What to produce »
Reproduce the line that holds "Read all visible content and emit it as JSON." together with all the lines after it up to the end of the entries.

Data entries for graphics:
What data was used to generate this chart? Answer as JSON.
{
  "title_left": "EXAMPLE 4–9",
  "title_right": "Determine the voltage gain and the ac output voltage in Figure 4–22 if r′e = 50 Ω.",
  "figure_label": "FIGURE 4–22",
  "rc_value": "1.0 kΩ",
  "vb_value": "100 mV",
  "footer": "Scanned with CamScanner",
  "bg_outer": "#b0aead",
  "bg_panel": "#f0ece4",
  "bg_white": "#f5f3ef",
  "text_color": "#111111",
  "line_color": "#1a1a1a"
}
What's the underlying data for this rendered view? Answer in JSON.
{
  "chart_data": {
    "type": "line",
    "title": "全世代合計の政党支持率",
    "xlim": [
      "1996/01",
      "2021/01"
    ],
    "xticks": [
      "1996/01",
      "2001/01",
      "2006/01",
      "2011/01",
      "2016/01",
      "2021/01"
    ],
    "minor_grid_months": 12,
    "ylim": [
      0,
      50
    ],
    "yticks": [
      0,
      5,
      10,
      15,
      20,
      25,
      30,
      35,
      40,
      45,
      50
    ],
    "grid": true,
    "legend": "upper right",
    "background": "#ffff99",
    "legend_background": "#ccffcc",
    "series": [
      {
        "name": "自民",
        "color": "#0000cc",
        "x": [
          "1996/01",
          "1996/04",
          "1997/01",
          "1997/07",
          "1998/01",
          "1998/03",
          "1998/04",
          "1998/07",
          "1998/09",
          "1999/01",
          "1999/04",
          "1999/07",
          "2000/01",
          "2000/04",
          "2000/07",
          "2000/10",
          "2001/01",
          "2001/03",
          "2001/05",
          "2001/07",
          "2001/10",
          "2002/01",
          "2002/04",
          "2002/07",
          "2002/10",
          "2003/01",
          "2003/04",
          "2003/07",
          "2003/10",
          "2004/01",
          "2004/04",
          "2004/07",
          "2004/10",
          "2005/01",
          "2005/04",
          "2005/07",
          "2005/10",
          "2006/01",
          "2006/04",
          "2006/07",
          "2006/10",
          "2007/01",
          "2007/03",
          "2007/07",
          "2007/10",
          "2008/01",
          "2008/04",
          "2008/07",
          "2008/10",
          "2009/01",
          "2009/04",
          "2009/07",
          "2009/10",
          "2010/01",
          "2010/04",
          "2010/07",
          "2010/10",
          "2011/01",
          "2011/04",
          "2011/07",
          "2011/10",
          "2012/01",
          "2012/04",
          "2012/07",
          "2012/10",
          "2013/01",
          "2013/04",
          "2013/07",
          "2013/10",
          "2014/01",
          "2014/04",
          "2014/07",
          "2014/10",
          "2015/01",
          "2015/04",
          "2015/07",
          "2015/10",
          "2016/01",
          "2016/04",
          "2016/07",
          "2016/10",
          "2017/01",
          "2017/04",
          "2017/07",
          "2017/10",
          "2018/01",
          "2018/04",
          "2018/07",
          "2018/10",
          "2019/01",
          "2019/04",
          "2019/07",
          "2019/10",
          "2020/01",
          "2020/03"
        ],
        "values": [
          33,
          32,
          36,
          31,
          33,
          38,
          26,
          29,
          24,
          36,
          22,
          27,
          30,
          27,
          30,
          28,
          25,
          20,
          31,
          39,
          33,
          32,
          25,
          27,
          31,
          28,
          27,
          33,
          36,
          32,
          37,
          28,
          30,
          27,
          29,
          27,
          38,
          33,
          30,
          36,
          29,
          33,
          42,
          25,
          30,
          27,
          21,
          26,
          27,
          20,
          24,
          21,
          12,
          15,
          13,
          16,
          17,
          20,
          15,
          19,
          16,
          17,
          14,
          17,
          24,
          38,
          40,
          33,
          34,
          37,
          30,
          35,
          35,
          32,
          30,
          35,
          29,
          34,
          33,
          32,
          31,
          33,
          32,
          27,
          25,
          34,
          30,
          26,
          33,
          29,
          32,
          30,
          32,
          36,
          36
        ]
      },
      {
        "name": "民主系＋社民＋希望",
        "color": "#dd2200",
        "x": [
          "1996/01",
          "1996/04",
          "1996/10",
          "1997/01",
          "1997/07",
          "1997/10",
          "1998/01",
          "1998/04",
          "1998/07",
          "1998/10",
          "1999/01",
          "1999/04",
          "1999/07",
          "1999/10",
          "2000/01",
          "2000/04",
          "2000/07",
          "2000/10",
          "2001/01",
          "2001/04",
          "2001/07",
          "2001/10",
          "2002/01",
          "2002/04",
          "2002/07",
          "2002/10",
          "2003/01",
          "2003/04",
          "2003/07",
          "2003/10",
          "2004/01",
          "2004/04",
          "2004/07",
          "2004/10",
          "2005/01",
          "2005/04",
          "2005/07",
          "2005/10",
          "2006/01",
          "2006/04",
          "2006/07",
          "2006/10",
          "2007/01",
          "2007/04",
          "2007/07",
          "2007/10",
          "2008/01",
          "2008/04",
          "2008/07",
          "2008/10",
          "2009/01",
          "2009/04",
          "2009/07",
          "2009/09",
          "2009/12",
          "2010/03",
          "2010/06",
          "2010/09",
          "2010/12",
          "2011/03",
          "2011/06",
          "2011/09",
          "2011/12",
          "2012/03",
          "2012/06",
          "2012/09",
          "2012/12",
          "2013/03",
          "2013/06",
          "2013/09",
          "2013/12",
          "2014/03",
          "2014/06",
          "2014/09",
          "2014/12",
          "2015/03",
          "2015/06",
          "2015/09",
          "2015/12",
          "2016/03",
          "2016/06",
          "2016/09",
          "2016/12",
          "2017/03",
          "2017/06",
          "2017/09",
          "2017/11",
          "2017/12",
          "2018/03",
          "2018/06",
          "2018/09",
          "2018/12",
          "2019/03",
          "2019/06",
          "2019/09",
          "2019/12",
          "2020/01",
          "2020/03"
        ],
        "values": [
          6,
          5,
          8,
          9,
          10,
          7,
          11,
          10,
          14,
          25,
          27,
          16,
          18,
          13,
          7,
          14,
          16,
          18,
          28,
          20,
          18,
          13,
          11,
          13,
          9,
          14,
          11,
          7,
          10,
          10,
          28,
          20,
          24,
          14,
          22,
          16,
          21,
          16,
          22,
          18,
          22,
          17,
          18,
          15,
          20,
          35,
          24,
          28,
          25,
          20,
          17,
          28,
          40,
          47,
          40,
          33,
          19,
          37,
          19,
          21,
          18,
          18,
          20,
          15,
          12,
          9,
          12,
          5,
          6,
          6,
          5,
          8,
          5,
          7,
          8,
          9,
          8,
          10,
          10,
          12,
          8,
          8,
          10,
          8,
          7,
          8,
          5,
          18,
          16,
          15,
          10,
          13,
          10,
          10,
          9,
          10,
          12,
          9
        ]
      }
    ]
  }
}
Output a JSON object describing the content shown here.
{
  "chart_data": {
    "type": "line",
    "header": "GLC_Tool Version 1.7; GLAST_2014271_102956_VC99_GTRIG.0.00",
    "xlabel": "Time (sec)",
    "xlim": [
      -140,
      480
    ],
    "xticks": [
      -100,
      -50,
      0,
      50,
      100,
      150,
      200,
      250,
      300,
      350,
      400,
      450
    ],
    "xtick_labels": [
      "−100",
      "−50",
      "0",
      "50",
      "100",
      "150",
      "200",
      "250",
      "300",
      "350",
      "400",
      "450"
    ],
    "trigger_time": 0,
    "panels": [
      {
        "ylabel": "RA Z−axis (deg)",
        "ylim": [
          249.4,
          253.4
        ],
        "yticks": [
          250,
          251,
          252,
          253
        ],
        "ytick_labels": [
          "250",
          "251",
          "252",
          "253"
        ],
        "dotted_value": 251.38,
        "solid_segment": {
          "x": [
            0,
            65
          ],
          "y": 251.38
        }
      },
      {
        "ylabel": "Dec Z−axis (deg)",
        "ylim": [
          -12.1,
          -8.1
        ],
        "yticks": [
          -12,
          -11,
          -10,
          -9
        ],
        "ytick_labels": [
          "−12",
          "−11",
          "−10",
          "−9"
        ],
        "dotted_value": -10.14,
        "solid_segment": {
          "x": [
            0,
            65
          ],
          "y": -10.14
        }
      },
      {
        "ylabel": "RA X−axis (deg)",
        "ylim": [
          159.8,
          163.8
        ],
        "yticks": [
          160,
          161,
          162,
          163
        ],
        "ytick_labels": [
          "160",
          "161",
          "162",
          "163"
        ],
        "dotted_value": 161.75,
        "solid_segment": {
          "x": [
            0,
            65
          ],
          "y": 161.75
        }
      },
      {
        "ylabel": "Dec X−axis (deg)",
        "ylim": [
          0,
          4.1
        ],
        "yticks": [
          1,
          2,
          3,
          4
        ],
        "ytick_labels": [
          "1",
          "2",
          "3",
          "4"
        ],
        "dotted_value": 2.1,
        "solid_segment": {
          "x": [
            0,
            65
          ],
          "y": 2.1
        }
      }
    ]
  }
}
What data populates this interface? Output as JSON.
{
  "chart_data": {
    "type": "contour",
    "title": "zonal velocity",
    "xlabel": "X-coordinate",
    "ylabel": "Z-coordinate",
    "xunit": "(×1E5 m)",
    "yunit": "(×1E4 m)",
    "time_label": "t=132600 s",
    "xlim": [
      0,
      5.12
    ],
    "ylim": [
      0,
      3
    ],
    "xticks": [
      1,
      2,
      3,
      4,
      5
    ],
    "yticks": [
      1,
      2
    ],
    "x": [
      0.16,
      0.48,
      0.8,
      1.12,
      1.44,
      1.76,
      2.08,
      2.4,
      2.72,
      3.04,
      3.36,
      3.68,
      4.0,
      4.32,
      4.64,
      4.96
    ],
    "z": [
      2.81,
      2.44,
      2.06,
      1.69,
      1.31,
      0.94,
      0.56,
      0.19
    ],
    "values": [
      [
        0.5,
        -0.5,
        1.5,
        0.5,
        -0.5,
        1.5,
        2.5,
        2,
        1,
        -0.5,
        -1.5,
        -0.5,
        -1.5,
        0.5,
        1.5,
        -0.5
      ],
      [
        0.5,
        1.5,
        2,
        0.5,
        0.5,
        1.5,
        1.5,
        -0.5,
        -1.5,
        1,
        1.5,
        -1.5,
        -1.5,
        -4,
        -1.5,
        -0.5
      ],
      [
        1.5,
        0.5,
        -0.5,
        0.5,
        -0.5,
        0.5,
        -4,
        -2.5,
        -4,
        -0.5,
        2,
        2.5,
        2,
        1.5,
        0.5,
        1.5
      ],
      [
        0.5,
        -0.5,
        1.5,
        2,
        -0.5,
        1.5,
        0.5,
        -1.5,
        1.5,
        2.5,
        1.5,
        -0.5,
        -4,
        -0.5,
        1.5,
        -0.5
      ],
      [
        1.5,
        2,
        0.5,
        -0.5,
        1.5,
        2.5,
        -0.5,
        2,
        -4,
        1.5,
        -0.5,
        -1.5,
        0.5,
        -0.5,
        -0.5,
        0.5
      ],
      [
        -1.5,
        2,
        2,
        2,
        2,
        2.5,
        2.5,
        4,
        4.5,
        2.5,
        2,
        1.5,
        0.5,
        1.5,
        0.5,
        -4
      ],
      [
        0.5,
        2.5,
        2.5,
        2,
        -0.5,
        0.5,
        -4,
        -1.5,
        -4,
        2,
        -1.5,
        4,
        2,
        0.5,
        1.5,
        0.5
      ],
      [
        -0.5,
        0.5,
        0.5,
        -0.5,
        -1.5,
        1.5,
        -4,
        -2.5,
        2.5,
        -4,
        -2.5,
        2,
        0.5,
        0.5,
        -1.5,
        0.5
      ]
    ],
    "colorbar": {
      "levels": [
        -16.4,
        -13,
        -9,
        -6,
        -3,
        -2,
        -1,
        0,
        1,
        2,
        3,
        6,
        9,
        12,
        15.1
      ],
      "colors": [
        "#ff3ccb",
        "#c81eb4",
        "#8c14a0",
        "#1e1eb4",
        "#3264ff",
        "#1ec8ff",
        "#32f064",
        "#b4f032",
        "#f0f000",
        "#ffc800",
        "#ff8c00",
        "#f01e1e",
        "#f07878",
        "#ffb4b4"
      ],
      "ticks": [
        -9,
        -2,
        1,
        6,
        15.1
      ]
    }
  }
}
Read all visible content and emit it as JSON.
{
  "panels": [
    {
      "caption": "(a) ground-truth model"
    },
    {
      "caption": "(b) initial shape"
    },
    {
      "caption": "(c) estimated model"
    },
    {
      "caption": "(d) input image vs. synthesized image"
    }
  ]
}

Written response »
Read all visible content and emit it as JSON.
{
  "panels": [
    {
      "caption": "(a) ground-truth model"
    },
    {
      "caption": "(b) initial shape"
    },
    {
      "caption": "(c) estimated model"
    },
    {
      "caption": "(d) input image vs. synthesized image"
    }
  ]
}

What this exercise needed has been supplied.